Material for this task:

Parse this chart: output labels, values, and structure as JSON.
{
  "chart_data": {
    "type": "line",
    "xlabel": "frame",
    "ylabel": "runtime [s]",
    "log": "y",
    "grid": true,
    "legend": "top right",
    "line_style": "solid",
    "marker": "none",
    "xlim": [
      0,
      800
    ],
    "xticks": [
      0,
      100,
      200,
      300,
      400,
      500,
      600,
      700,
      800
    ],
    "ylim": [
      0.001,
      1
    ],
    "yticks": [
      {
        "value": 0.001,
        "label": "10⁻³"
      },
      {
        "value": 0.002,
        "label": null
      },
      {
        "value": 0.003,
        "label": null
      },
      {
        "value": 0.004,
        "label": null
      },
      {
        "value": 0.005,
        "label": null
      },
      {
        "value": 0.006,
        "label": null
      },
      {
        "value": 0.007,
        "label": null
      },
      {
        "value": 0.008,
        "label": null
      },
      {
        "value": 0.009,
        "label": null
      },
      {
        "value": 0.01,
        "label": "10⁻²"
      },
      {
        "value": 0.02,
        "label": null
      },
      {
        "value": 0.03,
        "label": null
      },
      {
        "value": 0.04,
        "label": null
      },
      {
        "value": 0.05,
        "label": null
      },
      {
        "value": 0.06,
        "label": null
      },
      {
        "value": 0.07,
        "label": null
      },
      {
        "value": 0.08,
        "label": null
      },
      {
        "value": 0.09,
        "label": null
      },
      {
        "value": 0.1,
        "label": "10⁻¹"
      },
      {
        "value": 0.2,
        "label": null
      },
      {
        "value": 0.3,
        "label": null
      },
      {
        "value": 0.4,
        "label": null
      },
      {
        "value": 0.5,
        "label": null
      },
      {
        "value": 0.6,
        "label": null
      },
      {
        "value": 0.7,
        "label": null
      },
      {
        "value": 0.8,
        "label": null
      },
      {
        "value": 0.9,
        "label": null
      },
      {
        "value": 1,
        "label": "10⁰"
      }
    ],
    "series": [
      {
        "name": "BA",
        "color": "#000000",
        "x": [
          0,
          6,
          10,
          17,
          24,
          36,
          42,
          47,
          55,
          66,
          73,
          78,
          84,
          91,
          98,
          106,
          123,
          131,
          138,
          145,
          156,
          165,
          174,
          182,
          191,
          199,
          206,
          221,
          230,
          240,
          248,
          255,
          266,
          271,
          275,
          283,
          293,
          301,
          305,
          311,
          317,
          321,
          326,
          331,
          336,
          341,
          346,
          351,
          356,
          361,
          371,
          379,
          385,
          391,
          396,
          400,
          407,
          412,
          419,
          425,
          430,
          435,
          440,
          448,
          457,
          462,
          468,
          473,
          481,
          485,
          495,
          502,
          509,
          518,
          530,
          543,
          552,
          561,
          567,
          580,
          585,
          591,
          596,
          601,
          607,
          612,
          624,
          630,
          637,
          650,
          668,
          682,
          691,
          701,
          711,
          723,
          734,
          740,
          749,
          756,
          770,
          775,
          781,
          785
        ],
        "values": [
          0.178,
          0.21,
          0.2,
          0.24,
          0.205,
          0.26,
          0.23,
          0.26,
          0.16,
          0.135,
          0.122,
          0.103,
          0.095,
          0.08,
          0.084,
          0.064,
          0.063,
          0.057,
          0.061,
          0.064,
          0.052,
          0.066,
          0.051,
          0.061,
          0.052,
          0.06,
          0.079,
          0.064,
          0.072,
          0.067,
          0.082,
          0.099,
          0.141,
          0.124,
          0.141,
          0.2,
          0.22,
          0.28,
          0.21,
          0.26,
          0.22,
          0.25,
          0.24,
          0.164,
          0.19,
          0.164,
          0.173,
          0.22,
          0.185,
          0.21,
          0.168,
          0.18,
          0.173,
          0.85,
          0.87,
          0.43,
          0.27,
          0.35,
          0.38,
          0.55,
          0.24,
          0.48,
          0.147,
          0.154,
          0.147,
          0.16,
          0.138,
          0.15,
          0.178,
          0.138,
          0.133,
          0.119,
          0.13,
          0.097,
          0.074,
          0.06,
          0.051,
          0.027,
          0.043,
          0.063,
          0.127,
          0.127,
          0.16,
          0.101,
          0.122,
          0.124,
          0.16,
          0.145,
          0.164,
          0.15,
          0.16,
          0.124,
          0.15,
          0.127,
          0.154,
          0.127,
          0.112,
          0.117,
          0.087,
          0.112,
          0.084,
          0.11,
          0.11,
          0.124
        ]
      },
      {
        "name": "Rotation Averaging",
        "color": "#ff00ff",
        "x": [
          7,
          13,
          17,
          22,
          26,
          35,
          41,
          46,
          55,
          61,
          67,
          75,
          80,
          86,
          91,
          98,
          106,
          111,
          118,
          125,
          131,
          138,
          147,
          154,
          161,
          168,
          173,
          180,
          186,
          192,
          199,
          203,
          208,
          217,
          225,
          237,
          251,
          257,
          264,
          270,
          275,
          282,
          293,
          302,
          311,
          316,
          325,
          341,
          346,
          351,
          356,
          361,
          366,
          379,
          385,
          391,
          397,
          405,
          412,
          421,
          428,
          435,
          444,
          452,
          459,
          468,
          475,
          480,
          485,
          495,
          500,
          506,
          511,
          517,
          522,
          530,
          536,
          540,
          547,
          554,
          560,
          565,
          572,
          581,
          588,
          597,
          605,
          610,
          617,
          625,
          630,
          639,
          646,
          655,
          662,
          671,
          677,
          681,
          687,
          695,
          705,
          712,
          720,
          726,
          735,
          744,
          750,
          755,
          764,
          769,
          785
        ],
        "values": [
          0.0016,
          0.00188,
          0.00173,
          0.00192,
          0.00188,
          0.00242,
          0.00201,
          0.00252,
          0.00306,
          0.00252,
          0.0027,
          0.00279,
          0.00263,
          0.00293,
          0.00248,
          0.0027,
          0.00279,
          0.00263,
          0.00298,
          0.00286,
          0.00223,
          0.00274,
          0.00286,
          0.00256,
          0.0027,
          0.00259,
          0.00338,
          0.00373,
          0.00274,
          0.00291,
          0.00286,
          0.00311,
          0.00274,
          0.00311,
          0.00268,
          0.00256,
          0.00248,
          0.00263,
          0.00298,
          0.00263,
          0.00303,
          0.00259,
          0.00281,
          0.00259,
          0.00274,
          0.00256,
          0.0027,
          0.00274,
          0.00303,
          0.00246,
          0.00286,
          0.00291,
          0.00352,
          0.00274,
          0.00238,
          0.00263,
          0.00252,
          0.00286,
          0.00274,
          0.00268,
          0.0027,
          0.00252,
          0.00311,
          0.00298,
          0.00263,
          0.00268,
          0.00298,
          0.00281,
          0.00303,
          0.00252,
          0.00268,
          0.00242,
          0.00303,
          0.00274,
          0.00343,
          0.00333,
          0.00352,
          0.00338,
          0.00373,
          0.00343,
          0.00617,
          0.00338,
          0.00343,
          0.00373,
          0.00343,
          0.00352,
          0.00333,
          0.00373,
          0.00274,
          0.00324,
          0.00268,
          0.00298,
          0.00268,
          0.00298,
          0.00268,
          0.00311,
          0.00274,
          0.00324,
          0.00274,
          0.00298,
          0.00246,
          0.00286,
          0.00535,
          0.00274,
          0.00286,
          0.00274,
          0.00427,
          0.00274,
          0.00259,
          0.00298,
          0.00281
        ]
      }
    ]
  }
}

Goal: Retype all the material above precisely, with no line left out.

Task answer:
Parse this chart: output labels, values, and structure as JSON.
{
  "chart_data": {
    "type": "line",
    "xlabel": "frame",
    "ylabel": "runtime [s]",
    "log": "y",
    "grid": true,
    "legend": "top right",
    "line_style": "solid",
    "marker": "none",
    "xlim": [
      0,
      800
    ],
    "xticks": [
      0,
      100,
      200,
      300,
      400,
      500,
      600,
      700,
      800
    ],
    "ylim": [
      0.001,
      1
    ],
    "yticks": [
      {
        "value": 0.001,
        "label": "10⁻³"
      },
      {
        "value": 0.002,
        "label": null
      },
      {
        "value": 0.003,
        "label": null
      },
      {
        "value": 0.004,
        "label": null
      },
      {
        "value": 0.005,
        "label": null
      },
      {
        "value": 0.006,
        "label": null
      },
      {
        "value": 0.007,
        "label": null
      },
      {
        "value": 0.008,
        "label": null
      },
      {
        "value": 0.009,
        "label": null
      },
      {
        "value": 0.01,
        "label": "10⁻²"
      },
      {
        "value": 0.02,
        "label": null
      },
      {
        "value": 0.03,
        "label": null
      },
      {
        "value": 0.04,
        "label": null
      },
      {
        "value": 0.05,
        "label": null
      },
      {
        "value": 0.06,
        "label": null
      },
      {
        "value": 0.07,
        "label": null
      },
      {
        "value": 0.08,
        "label": null
      },
      {
        "value": 0.09,
        "label": null
      },
      {
        "value": 0.1,
        "label": "10⁻¹"
      },
      {
        "value": 0.2,
        "label": null
      },
      {
        "value": 0.3,
        "label": null
      },
      {
        "value": 0.4,
        "label": null
      },
      {
        "value": 0.5,
        "label": null
      },
      {
        "value": 0.6,
        "label": null
      },
      {
        "value": 0.7,
        "label": null
      },
      {
        "value": 0.8,
        "label": null
      },
      {
        "value": 0.9,
        "label": null
      },
      {
        "value": 1,
        "label": "10⁰"
      }
    ],
    "series": [
      {
        "name": "BA",
        "color": "#000000",
        "x": [
          0,
          6,
          10,
          17,
          24,
          36,
          42,
          47,
          55,
          66,
          73,
          78,
          84,
          91,
          98,
          106,
          123,
          131,
          138,
          145,
          156,
          165,
          174,
          182,
          191,
          199,
          206,
          221,
          230,
          240,
          248,
          255,
          266,
          271,
          275,
          283,
          293,
          301,
          305,
          311,
          317,
          321,
          326,
          331,
          336,
          341,
          346,
          351,
          356,
          361,
          371,
          379,
          385,
          391,
          396,
          400,
          407,
          412,
          419,
          425,
          430,
          435,
          440,
          448,
          457,
          462,
          468,
          473,
          481,
          485,
          495,
          502,
          509,
          518,
          530,
          543,
          552,
          561,
          567,
          580,
          585,
          591,
          596,
          601,
          607,
          612,
          624,
          630,
          637,
          650,
          668,
          682,
          691,
          701,
          711,
          723,
          734,
          740,
          749,
          756,
          770,
          775,
          781,
          785
        ],
        "values": [
          0.178,
          0.21,
          0.2,
          0.24,
          0.205,
          0.26,
          0.23,
          0.26,
          0.16,
          0.135,
          0.122,
          0.103,
          0.095,
          0.08,
          0.084,
          0.064,
          0.063,
          0.057,
          0.061,
          0.064,
          0.052,
          0.066,
          0.051,
          0.061,
          0.052,
          0.06,
          0.079,
          0.064,
          0.072,
          0.067,
          0.082,
          0.099,
          0.141,
          0.124,
          0.141,
          0.2,
          0.22,
          0.28,
          0.21,
          0.26,
          0.22,
          0.25,
          0.24,
          0.164,
          0.19,
          0.164,
          0.173,
          0.22,
          0.185,
          0.21,
          0.168,
          0.18,
          0.173,
          0.85,
          0.87,
          0.43,
          0.27,
          0.35,
          0.38,
          0.55,
          0.24,
          0.48,
          0.147,
          0.154,
          0.147,
          0.16,
          0.138,
          0.15,
          0.178,
          0.138,
          0.133,
          0.119,
          0.13,
          0.097,
          0.074,
          0.06,
          0.051,
          0.027,
          0.043,
          0.063,
          0.127,
          0.127,
          0.16,
          0.101,
          0.122,
          0.124,
          0.16,
          0.145,
          0.164,
          0.15,
          0.16,
          0.124,
          0.15,
          0.127,
          0.154,
          0.127,
          0.112,
          0.117,
          0.087,
          0.112,
          0.084,
          0.11,
          0.11,
          0.124
        ]
      },
      {
        "name": "Rotation Averaging",
        "color": "#ff00ff",
        "x": [
          7,
          13,
          17,
          22,
          26,
          35,
          41,
          46,
          55,
          61,
          67,
          75,
          80,
          86,
          91,
          98,
          106,
          111,
          118,
          125,
          131,
          138,
          147,
          154,
          161,
          168,
          173,
          180,
          186,
          192,
          199,
          203,
          208,
          217,
          225,
          237,
          251,
          257,
          264,
          270,
          275,
          282,
          293,
          302,
          311,
          316,
          325,
          341,
          346,
          351,
          356,
          361,
          366,
          379,
          385,
          391,
          397,
          405,
          412,
          421,
          428,
          435,
          444,
          452,
          459,
          468,
          475,
          480,
          485,
          495,
          500,
          506,
          511,
          517,
          522,
          530,
          536,
          540,
          547,
          554,
          560,
          565,
          572,
          581,
          588,
          597,
          605,
          610,
          617,
          625,
          630,
          639,
          646,
          655,
          662,
          671,
          677,
          681,
          687,
          695,
          705,
          712,
          720,
          726,
          735,
          744,
          750,
          755,
          764,
          769,
          785
        ],
        "values": [
          0.0016,
          0.00188,
          0.00173,
          0.00192,
          0.00188,
          0.00242,
          0.00201,
          0.00252,
          0.00306,
          0.00252,
          0.0027,
          0.00279,
          0.00263,
          0.00293,
          0.00248,
          0.0027,
          0.00279,
          0.00263,
          0.00298,
          0.00286,
          0.00223,
          0.00274,
          0.00286,
          0.00256,
          0.0027,
          0.00259,
          0.00338,
          0.00373,
          0.00274,
          0.00291,
          0.00286,
          0.00311,
          0.00274,
          0.00311,
          0.00268,
          0.00256,
          0.00248,
          0.00263,
          0.00298,
          0.00263,
          0.00303,
          0.00259,
          0.00281,
          0.00259,
          0.00274,
          0.00256,
          0.0027,
          0.00274,
          0.00303,
          0.00246,
          0.00286,
          0.00291,
          0.00352,
          0.00274,
          0.00238,
          0.00263,
          0.00252,
          0.00286,
          0.00274,
          0.00268,
          0.0027,
          0.00252,
          0.00311,
          0.00298,
          0.00263,
          0.00268,
          0.00298,
          0.00281,
          0.00303,
          0.00252,
          0.00268,
          0.00242,
          0.00303,
          0.00274,
          0.00343,
          0.00333,
          0.00352,
          0.00338,
          0.00373,
          0.00343,
          0.00617,
          0.00338,
          0.00343,
          0.00373,
          0.00343,
          0.00352,
          0.00333,
          0.00373,
          0.00274,
          0.00324,
          0.00268,
          0.00298,
          0.00268,
          0.00298,
          0.00268,
          0.00311,
          0.00274,
          0.00324,
          0.00274,
          0.00298,
          0.00246,
          0.00286,
          0.00535,
          0.00274,
          0.00286,
          0.00274,
          0.00427,
          0.00274,
          0.00259,
          0.00298,
          0.00281
        ]
      }
    ]
  }
}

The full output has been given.